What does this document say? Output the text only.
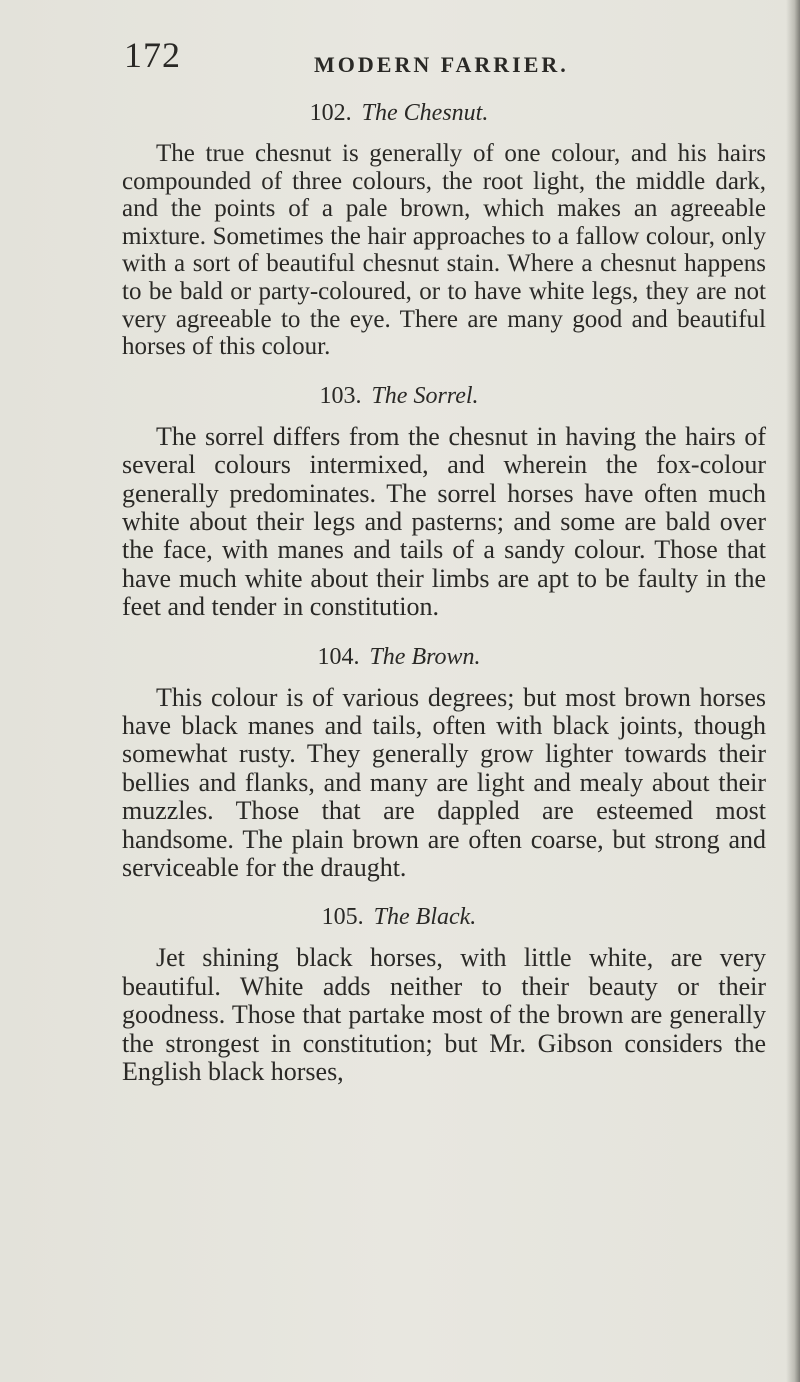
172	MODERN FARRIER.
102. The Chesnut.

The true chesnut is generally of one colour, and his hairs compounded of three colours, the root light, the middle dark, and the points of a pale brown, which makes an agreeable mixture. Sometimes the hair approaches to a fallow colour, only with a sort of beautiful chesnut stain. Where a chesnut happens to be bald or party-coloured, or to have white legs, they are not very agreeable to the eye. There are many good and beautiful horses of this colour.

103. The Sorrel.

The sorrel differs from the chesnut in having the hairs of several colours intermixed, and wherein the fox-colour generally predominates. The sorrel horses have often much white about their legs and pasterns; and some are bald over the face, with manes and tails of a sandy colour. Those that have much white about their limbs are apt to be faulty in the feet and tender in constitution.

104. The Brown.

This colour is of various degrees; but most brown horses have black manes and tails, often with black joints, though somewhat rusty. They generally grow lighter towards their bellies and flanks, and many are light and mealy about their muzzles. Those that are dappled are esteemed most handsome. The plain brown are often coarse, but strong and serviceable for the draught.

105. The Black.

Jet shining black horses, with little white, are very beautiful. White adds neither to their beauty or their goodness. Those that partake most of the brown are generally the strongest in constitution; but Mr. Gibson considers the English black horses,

=== TASK DIRECTIONS ===
Without including any picture, repeat the data exactly.

=== RESULT OF THIS EXERCISE ===
What does this document say? Output the text only.
172	MODERN FARRIER.
102. The Chesnut.

The true chesnut is generally of one colour, and his hairs compounded of three colours, the root light, the middle dark, and the points of a pale brown, which makes an agreeable mixture. Sometimes the hair approaches to a fallow colour, only with a sort of beautiful chesnut stain. Where a chesnut happens to be bald or party-coloured, or to have white legs, they are not very agreeable to the eye. There are many good and beautiful horses of this colour.

103. The Sorrel.

The sorrel differs from the chesnut in having the hairs of several colours intermixed, and wherein the fox-colour generally predominates. The sorrel horses have often much white about their legs and pasterns; and some are bald over the face, with manes and tails of a sandy colour. Those that have much white about their limbs are apt to be faulty in the feet and tender in constitution.

104. The Brown.

This colour is of various degrees; but most brown horses have black manes and tails, often with black joints, though somewhat rusty. They generally grow lighter towards their bellies and flanks, and many are light and mealy about their muzzles. Those that are dappled are esteemed most handsome. The plain brown are often coarse, but strong and serviceable for the draught.

105. The Black.

Jet shining black horses, with little white, are very beautiful. White adds neither to their beauty or their goodness. Those that partake most of the brown are generally the strongest in constitution; but Mr. Gibson considers the English black horses,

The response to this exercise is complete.